__PROBLEM STATEMENT__. Every line of the records below that holds the word "Total" should be copied out.

__GIVEN ENTRIES__.
• • •

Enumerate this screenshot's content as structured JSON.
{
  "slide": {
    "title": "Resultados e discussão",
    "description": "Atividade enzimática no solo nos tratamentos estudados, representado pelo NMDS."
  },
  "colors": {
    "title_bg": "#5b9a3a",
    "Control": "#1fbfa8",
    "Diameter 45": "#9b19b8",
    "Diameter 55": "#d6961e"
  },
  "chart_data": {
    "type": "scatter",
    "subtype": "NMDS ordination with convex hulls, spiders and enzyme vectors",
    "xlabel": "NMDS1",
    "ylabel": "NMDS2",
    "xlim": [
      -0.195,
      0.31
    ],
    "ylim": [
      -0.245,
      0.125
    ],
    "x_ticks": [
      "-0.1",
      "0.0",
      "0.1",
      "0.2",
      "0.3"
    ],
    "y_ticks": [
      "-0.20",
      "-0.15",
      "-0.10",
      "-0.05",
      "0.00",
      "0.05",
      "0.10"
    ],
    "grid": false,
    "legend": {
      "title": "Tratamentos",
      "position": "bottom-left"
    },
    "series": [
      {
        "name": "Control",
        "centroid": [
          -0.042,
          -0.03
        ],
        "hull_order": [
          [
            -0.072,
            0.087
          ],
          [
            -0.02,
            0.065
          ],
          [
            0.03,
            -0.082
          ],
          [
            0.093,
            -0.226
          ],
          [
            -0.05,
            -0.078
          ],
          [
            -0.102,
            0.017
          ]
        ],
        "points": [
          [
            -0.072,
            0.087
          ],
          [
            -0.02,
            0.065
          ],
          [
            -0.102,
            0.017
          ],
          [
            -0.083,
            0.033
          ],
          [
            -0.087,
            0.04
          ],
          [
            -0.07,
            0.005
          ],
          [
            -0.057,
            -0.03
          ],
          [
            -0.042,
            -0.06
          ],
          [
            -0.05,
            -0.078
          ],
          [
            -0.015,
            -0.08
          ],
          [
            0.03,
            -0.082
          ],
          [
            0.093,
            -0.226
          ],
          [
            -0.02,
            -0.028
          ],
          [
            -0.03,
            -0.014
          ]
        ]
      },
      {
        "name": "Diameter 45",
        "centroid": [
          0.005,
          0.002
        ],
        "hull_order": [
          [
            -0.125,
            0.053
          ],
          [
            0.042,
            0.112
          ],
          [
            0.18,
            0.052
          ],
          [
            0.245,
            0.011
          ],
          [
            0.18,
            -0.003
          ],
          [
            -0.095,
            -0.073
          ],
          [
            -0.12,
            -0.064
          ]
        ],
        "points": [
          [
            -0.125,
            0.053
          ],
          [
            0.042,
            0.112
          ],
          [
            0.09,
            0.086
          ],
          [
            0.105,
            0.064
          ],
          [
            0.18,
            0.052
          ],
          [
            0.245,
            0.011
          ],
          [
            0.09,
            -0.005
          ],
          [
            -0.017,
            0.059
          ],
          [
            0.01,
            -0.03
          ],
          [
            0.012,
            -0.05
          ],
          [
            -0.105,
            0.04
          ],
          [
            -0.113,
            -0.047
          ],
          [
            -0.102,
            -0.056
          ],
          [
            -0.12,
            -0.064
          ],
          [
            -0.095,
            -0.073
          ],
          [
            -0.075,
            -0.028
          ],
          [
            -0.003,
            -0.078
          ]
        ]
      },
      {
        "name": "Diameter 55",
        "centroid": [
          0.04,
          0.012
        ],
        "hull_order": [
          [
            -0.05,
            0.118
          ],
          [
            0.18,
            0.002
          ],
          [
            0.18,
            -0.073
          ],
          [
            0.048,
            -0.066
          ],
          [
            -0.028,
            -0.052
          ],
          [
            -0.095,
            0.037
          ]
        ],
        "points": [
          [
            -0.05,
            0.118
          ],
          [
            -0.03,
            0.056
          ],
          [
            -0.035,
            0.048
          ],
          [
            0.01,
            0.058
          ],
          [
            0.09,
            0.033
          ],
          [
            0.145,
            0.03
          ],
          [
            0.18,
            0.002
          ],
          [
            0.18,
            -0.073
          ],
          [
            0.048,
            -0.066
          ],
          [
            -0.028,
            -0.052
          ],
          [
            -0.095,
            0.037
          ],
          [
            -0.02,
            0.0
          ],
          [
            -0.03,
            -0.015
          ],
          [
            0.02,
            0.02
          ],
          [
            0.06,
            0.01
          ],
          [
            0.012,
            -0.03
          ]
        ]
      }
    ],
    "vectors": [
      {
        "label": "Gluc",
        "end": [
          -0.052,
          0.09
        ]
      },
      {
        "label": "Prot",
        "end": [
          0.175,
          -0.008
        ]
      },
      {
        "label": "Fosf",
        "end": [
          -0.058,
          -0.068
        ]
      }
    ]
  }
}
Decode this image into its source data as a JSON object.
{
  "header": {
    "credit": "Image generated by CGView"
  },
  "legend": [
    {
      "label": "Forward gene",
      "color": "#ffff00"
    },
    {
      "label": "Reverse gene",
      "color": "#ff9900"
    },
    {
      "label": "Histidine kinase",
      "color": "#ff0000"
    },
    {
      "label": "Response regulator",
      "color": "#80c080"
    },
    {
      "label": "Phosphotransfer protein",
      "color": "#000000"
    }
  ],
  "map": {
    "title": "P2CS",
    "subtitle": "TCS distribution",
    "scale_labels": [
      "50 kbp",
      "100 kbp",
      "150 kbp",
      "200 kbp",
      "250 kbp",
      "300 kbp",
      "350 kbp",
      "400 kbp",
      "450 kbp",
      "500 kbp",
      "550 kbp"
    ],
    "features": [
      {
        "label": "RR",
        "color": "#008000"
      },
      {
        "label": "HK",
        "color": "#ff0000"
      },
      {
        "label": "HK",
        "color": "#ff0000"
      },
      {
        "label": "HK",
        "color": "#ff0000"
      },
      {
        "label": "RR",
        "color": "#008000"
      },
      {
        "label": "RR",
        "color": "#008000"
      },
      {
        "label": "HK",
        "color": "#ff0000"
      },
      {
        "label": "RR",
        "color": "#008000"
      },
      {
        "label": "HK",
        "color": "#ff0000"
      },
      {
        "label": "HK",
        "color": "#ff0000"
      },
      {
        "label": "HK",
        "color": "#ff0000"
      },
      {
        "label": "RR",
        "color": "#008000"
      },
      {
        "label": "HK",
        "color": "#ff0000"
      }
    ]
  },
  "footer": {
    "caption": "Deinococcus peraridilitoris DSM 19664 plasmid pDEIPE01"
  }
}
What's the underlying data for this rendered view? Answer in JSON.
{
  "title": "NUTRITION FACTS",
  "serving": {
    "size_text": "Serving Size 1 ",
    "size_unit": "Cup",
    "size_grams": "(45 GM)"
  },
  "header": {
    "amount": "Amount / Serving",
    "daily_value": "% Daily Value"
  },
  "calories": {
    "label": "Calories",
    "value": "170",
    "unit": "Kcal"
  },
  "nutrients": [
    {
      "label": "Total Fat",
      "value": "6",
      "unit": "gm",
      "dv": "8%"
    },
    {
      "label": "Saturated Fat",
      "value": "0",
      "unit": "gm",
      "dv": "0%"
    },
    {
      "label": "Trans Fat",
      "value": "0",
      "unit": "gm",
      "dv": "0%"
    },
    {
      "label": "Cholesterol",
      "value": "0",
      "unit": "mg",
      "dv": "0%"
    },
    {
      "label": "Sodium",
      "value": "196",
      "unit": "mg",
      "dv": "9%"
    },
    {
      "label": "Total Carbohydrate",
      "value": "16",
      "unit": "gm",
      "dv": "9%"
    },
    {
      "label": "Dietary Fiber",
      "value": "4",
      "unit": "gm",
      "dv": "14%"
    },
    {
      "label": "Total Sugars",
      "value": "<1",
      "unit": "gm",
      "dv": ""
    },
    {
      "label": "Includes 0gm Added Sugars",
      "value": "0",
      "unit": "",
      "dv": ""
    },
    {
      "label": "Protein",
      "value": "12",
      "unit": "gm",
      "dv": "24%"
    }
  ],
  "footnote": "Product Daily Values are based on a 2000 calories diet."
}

• • •

__SOLUTION TO THIS TASK__.
      "label": "Total Fat",
      "label": "Total Carbohydrate",
      "label": "Total Sugars",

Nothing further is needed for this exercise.